Dataset rows
-- start --
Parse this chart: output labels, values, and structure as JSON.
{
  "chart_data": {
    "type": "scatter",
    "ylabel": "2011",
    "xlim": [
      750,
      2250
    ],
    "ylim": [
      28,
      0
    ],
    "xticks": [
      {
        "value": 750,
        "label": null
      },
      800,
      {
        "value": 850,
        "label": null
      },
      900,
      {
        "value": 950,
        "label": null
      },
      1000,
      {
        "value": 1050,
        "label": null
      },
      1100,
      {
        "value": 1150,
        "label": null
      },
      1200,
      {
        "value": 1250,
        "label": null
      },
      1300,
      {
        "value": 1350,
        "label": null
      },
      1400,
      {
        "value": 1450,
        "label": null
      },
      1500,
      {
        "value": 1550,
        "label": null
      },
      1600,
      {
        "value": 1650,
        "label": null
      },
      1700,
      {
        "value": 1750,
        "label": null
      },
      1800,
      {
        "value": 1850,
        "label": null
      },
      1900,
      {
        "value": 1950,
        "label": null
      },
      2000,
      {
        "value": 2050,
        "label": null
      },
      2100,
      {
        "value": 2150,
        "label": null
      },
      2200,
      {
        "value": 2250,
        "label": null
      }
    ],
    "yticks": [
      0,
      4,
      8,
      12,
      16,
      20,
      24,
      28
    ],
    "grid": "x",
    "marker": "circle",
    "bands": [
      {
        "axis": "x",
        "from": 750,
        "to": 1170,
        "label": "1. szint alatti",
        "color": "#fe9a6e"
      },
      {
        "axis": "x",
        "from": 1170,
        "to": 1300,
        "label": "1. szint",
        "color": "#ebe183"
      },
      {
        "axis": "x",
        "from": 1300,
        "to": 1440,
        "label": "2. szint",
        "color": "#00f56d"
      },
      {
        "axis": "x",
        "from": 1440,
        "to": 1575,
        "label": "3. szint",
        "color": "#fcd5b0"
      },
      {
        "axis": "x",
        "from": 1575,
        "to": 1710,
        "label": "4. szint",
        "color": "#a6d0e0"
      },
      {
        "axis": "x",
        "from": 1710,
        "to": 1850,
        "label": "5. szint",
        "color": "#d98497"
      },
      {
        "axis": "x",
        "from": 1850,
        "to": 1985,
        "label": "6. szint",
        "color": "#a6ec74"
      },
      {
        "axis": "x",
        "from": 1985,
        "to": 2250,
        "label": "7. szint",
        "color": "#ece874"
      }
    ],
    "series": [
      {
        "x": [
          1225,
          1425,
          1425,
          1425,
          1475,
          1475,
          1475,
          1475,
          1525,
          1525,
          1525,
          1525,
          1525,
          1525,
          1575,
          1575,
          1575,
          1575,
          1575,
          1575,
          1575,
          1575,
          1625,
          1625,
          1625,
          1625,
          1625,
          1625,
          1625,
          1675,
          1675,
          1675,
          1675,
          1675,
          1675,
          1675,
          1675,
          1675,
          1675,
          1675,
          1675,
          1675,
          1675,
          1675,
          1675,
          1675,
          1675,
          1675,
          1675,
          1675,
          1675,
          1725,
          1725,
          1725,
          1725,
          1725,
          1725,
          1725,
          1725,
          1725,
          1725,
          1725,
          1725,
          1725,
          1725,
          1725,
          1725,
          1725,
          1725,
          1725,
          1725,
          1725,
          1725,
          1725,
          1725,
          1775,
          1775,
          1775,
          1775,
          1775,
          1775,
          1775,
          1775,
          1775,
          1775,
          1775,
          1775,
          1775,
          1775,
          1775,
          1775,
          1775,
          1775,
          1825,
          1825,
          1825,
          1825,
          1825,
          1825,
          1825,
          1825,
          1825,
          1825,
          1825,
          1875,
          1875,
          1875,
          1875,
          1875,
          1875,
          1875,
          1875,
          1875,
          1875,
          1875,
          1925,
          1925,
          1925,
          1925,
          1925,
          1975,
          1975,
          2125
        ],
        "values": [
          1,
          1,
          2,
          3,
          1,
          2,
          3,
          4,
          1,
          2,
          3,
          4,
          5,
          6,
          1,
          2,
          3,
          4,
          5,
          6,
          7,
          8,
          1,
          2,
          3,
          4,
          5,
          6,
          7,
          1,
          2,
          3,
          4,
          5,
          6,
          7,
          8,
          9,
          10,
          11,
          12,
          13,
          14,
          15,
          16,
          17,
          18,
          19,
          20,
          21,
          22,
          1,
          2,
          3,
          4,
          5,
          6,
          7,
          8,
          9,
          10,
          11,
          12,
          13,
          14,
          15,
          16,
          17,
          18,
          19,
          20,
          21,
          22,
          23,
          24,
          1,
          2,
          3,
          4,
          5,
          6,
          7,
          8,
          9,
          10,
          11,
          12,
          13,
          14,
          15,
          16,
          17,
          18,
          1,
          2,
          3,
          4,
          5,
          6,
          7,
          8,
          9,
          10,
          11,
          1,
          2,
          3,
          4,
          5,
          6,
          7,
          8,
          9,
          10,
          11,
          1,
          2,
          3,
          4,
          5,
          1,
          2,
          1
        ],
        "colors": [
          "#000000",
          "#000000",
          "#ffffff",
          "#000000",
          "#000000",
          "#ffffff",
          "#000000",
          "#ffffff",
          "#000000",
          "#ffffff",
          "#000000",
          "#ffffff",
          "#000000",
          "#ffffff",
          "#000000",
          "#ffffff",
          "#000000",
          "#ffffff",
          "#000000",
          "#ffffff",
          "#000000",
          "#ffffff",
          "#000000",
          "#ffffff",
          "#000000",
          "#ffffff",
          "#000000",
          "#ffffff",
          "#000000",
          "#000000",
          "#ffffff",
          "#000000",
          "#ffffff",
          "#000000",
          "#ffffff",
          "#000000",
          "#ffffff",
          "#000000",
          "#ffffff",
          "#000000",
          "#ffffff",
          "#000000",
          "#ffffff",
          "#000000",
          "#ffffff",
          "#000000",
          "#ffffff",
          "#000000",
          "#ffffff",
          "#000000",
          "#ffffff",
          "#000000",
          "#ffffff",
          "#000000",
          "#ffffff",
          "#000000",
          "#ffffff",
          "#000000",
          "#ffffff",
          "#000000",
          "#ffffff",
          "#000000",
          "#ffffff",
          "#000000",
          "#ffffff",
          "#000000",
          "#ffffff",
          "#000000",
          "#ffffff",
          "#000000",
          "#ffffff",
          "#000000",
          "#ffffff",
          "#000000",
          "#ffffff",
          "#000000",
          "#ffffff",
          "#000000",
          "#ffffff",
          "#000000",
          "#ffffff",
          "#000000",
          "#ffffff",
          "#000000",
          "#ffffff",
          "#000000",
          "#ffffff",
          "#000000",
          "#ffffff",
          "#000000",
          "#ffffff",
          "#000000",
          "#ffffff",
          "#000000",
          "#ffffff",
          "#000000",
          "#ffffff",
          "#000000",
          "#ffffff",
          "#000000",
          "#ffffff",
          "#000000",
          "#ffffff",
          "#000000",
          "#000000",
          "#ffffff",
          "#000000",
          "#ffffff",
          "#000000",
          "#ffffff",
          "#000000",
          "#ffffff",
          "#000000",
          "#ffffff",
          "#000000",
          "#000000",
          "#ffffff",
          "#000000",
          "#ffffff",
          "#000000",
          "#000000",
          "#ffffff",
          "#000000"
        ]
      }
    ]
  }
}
-- end --
* [AIM OF THE TASK]
Filter the entries down to the lines containing "from". Copy each of those lines.

* [SOLUTION FOR THIS PROBLEM]
        "from": 750,
        "from": 1170,
        "from": 1300,
        "from": 1440,
        "from": 1575,
        "from": 1710,
        "from": 1850,
        "from": 1985,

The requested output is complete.